▶ [What is expected] Lines containing the word "Membro" should be extracted in full.

▶ [Supplied data]
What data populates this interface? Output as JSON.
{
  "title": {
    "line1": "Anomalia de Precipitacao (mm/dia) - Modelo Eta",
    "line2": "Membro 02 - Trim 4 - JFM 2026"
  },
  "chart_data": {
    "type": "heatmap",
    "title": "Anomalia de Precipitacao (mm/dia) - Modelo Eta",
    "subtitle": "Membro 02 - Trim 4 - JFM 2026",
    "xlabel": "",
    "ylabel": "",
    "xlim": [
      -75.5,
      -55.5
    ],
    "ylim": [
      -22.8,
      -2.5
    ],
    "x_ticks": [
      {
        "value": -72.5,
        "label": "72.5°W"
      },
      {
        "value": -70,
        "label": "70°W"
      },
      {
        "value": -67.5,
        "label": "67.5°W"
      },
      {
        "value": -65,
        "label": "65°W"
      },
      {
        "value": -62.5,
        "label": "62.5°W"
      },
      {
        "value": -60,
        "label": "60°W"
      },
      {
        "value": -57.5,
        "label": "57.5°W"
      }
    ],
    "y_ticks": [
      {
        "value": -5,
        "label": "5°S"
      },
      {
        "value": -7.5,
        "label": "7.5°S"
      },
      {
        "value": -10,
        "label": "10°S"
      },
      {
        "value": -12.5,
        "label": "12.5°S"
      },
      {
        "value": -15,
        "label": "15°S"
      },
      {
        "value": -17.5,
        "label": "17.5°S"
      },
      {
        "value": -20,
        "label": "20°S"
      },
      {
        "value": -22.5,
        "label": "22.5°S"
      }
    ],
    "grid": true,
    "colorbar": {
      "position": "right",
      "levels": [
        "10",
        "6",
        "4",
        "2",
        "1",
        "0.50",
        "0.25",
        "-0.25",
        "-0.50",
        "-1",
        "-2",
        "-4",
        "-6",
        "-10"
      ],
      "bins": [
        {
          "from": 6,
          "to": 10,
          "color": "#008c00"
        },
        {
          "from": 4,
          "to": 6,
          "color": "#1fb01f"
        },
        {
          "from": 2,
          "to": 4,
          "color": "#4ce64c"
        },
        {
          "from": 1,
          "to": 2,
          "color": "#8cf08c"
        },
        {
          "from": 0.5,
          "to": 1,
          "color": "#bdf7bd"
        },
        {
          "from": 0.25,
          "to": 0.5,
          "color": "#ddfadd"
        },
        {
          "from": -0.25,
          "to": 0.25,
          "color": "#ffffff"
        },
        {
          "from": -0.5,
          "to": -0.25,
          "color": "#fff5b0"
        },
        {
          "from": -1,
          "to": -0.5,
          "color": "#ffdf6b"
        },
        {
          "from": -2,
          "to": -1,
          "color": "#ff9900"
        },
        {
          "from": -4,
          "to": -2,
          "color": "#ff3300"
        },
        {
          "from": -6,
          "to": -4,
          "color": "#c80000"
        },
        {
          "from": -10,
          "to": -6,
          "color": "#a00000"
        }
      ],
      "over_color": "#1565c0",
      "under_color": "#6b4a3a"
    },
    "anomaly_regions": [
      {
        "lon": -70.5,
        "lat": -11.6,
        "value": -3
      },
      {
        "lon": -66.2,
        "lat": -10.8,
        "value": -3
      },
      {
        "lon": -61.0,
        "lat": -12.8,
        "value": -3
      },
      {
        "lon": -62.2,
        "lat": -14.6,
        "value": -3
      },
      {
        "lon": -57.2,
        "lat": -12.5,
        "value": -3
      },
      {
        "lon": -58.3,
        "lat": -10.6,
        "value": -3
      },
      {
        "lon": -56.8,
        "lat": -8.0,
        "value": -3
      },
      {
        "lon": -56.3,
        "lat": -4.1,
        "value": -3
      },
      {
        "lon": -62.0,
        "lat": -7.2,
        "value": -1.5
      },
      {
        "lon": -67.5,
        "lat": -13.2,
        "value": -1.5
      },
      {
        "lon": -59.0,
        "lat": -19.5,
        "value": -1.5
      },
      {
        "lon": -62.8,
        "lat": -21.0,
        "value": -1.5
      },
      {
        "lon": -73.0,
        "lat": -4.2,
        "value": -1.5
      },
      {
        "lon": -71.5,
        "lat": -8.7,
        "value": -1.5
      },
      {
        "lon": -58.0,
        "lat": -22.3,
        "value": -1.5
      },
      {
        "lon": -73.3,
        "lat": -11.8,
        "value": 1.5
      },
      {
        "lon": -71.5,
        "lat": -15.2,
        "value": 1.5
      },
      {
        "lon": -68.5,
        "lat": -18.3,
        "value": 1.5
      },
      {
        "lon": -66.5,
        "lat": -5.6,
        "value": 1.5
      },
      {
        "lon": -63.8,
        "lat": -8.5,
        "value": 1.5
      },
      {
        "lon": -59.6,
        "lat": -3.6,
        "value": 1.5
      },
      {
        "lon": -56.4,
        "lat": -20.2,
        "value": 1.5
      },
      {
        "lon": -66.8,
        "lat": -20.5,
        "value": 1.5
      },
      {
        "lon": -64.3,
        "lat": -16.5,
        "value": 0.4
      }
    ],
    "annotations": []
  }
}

▶ [Answer for the task]
    "line2": "Membro 02 - Trim 4 - JFM 2026"
    "subtitle": "Membro 02 - Trim 4 - JFM 2026",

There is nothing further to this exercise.